[Start Input]
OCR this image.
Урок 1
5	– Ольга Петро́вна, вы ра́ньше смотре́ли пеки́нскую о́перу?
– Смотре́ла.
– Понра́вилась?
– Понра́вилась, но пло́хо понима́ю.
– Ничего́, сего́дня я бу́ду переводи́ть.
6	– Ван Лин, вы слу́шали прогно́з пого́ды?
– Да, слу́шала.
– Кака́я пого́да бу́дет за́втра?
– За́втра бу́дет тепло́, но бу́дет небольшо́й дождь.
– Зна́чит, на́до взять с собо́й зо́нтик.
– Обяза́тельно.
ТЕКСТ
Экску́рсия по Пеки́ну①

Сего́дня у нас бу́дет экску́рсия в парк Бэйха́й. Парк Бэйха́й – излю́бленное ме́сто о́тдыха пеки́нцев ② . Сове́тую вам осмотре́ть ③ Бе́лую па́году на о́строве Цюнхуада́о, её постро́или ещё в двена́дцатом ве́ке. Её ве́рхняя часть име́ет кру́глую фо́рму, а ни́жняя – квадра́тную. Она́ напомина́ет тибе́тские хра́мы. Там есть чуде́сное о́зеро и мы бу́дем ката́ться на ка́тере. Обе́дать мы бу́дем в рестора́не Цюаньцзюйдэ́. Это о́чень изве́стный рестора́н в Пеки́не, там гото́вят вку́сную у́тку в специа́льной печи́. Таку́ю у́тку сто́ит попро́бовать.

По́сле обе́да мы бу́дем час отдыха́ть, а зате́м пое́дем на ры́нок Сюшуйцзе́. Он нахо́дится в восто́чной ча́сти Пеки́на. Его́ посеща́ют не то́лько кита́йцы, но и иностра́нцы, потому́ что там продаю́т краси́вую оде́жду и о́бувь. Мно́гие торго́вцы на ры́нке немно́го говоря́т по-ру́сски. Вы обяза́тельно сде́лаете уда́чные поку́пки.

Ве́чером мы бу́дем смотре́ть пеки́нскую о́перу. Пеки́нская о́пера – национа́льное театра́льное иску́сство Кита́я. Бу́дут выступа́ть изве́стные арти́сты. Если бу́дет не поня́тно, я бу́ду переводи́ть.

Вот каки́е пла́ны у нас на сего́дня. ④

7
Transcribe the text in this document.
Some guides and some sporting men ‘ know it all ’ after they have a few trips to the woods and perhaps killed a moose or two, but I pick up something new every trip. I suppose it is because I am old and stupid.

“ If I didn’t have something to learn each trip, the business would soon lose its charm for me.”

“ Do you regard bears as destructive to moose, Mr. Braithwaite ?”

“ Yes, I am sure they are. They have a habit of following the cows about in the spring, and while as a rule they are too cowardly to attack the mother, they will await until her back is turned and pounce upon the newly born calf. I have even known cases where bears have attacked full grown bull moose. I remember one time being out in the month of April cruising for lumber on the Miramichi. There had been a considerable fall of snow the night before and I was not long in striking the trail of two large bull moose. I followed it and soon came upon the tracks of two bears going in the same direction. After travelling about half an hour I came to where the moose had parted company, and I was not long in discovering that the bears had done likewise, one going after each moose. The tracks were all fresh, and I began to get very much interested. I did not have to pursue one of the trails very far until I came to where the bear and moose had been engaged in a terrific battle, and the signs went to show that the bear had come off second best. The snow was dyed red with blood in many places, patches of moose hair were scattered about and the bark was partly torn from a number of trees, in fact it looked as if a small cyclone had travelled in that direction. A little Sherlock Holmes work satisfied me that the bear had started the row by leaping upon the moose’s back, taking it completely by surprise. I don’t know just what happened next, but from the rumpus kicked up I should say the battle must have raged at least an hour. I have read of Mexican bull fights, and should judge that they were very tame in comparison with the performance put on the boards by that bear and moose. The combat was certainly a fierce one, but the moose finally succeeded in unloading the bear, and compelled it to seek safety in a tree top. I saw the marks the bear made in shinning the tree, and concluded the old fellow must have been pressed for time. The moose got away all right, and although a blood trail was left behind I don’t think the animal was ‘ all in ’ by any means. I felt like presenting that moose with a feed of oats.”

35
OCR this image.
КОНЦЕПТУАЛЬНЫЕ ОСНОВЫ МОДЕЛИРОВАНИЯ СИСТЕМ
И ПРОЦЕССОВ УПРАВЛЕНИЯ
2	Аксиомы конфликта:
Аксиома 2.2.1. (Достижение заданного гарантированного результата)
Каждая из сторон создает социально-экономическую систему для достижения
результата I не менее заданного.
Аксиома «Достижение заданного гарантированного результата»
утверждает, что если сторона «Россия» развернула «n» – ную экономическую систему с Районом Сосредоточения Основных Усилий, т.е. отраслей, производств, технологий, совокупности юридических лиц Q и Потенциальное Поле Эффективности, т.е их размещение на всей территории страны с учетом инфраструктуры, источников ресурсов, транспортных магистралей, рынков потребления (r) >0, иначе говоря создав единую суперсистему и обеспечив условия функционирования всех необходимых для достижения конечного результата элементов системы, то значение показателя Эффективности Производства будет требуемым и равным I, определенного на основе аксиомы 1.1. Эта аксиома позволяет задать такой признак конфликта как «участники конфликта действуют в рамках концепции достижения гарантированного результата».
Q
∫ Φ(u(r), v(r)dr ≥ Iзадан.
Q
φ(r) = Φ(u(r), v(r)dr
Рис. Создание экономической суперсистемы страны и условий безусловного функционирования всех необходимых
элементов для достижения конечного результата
[End Input]
● Written request
Find the word "пого" in the material, then list each line that holds it.

● Response to this task
6	– Ван Лин, вы слу́шали прогно́з пого́ды?
– Кака́я пого́да бу́дет за́втра?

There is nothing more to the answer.